Raw records:
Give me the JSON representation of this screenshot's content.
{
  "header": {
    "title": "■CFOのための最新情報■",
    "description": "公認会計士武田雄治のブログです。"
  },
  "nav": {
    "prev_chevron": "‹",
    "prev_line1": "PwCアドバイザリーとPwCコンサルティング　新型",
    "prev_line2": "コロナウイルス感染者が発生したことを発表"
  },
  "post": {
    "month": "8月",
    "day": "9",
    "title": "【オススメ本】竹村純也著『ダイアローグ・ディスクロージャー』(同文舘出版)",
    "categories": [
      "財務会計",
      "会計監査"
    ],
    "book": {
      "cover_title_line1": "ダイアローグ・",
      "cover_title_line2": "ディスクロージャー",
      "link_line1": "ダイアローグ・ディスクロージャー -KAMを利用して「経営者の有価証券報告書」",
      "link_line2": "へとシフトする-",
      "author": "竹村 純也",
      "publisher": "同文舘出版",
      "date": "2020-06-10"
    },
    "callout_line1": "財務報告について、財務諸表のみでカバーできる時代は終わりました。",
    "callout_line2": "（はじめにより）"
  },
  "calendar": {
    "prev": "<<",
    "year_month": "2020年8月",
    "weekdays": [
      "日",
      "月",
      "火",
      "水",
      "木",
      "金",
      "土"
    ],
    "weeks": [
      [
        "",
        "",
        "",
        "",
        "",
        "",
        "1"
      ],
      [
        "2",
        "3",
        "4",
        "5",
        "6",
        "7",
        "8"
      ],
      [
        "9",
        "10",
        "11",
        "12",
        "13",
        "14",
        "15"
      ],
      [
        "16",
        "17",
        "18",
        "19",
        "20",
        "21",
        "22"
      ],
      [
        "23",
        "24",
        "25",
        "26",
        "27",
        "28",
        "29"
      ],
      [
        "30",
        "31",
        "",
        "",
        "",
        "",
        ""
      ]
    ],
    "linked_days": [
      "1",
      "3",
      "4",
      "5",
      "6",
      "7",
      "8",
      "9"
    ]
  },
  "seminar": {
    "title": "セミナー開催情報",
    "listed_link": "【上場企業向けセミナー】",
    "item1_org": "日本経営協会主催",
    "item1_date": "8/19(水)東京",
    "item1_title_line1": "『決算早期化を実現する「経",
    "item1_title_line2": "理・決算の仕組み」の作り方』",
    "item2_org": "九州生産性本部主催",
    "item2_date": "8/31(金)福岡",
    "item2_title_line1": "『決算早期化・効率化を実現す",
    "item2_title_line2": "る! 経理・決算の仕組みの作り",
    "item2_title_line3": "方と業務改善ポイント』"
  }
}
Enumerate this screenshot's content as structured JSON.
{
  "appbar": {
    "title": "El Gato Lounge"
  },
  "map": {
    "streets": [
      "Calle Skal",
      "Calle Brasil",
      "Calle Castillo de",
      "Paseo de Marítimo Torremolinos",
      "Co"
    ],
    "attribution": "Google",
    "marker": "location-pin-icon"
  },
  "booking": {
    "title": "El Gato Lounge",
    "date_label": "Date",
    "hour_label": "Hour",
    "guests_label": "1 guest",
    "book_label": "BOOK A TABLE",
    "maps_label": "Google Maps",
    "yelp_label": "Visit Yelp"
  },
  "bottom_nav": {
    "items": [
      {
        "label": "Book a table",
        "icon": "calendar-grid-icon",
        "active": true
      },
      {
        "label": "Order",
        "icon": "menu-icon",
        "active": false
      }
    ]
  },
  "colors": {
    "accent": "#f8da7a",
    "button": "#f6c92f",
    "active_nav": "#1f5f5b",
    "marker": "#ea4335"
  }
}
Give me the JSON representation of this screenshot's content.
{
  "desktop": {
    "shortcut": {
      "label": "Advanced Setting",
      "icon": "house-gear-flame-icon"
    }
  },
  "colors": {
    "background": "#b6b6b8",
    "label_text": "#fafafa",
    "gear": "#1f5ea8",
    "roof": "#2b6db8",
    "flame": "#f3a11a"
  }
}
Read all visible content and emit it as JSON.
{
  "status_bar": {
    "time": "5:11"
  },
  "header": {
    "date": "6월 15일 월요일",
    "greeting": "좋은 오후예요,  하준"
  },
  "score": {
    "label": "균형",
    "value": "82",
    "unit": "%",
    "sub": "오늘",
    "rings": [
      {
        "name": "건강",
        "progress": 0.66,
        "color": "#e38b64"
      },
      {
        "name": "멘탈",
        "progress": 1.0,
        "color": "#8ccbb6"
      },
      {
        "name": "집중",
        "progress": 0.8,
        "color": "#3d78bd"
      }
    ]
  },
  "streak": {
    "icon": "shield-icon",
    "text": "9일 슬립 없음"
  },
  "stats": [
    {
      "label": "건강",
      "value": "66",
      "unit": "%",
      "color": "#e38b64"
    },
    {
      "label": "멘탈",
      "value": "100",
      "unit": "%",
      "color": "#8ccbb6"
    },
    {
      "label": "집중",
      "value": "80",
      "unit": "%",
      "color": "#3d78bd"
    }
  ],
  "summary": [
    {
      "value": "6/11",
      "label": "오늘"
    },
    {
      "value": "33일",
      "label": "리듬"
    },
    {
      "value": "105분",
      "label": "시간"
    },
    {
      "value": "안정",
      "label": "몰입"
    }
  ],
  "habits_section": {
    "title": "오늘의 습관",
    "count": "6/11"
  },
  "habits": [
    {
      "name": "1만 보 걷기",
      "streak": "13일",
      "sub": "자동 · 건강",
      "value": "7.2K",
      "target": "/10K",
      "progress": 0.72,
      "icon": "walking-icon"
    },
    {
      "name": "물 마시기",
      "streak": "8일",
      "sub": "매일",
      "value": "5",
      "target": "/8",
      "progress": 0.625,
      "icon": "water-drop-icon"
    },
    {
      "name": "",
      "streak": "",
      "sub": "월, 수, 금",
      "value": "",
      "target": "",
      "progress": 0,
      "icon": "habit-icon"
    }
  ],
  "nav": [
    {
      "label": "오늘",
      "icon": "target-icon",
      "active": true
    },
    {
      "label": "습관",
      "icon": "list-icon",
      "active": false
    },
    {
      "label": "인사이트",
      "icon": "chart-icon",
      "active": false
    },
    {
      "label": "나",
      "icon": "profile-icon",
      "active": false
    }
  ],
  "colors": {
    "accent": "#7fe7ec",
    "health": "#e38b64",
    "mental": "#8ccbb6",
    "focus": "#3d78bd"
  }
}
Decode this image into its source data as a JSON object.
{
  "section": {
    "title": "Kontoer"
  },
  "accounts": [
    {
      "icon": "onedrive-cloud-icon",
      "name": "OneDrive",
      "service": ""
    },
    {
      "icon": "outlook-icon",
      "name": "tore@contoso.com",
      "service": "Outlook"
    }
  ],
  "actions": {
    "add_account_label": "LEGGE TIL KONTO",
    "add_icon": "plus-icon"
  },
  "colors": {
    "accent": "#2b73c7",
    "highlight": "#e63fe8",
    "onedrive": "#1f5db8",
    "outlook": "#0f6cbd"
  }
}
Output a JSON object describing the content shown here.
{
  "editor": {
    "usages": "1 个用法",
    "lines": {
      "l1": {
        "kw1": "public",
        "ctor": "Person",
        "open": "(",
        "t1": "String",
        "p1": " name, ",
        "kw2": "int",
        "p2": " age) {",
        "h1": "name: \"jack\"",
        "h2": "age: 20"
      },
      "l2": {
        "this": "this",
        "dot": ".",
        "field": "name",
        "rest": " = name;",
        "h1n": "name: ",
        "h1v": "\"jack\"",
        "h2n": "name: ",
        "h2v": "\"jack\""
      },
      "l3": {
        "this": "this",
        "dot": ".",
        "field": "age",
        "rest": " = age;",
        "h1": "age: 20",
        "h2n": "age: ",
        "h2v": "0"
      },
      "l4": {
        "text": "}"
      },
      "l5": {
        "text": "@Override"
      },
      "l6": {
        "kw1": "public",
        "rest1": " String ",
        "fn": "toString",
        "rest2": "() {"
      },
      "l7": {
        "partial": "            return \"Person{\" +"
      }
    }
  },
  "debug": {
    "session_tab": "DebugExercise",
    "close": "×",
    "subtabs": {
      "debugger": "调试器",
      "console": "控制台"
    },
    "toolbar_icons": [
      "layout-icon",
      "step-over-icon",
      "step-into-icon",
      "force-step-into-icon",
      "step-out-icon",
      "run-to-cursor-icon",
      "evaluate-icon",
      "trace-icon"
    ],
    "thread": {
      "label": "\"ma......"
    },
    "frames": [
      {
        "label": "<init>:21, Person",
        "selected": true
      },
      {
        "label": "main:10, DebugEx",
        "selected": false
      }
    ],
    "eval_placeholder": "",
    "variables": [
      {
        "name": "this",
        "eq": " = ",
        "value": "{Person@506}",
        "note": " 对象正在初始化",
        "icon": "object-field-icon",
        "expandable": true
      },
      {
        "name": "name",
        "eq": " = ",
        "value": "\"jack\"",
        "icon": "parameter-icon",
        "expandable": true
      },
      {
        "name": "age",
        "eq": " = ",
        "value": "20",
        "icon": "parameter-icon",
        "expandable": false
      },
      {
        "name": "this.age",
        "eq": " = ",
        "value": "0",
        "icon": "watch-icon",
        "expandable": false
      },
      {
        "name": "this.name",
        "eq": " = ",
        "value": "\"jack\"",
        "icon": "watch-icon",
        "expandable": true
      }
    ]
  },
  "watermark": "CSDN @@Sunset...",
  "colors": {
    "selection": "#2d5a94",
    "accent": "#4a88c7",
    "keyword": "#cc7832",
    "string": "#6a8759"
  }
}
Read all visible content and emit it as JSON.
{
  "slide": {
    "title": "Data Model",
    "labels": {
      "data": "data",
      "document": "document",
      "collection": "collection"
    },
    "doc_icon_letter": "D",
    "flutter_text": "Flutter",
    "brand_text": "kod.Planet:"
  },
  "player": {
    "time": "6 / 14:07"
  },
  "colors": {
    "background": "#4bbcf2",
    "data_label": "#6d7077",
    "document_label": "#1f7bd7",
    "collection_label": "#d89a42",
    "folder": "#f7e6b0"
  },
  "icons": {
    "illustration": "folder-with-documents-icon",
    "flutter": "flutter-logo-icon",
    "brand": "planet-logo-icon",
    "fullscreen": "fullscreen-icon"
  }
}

Task prompt. Using the entries above, find all lines with "accent". Copy them.

Solution for this exercise.
    "accent": "#f8da7a",
    "accent": "#7fe7ec",
    "accent": "#2b73c7",
    "accent": "#4a88c7",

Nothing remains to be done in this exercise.